• Written request:
Quote all of the data below exactly, please.

☆ ☆ ☆

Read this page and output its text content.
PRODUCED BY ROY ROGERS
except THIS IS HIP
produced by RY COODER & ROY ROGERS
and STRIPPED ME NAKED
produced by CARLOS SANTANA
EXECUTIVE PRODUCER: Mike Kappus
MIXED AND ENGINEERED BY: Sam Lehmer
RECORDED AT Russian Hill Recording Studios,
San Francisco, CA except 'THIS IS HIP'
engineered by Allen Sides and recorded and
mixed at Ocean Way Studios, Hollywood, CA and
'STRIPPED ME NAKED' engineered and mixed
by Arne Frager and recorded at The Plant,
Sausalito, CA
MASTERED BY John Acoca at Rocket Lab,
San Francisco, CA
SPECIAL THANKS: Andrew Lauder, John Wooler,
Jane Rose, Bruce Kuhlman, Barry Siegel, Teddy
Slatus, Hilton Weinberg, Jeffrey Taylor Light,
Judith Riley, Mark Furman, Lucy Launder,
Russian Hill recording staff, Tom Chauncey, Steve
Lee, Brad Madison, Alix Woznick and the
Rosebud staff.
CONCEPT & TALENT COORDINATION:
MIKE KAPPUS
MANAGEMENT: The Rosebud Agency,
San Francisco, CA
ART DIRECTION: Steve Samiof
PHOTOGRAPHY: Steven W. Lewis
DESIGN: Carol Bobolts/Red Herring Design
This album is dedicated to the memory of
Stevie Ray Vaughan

☆ ☆ ☆

• Output below:
Read this page and output its text content.
PRODUCED BY ROY ROGERS
except THIS IS HIP
produced by RY COODER & ROY ROGERS
and STRIPPED ME NAKED
produced by CARLOS SANTANA
EXECUTIVE PRODUCER: Mike Kappus
MIXED AND ENGINEERED BY: Sam Lehmer
RECORDED AT Russian Hill Recording Studios,
San Francisco, CA except 'THIS IS HIP'
engineered by Allen Sides and recorded and
mixed at Ocean Way Studios, Hollywood, CA and
'STRIPPED ME NAKED' engineered and mixed
by Arne Frager and recorded at The Plant,
Sausalito, CA
MASTERED BY John Acoca at Rocket Lab,
San Francisco, CA
SPECIAL THANKS: Andrew Lauder, John Wooler,
Jane Rose, Bruce Kuhlman, Barry Siegel, Teddy
Slatus, Hilton Weinberg, Jeffrey Taylor Light,
Judith Riley, Mark Furman, Lucy Launder,
Russian Hill recording staff, Tom Chauncey, Steve
Lee, Brad Madison, Alix Woznick and the
Rosebud staff.
CONCEPT & TALENT COORDINATION:
MIKE KAPPUS
MANAGEMENT: The Rosebud Agency,
San Francisco, CA
ART DIRECTION: Steve Samiof
PHOTOGRAPHY: Steven W. Lewis
DESIGN: Carol Bobolts/Red Herring Design
This album is dedicated to the memory of
Stevie Ray Vaughan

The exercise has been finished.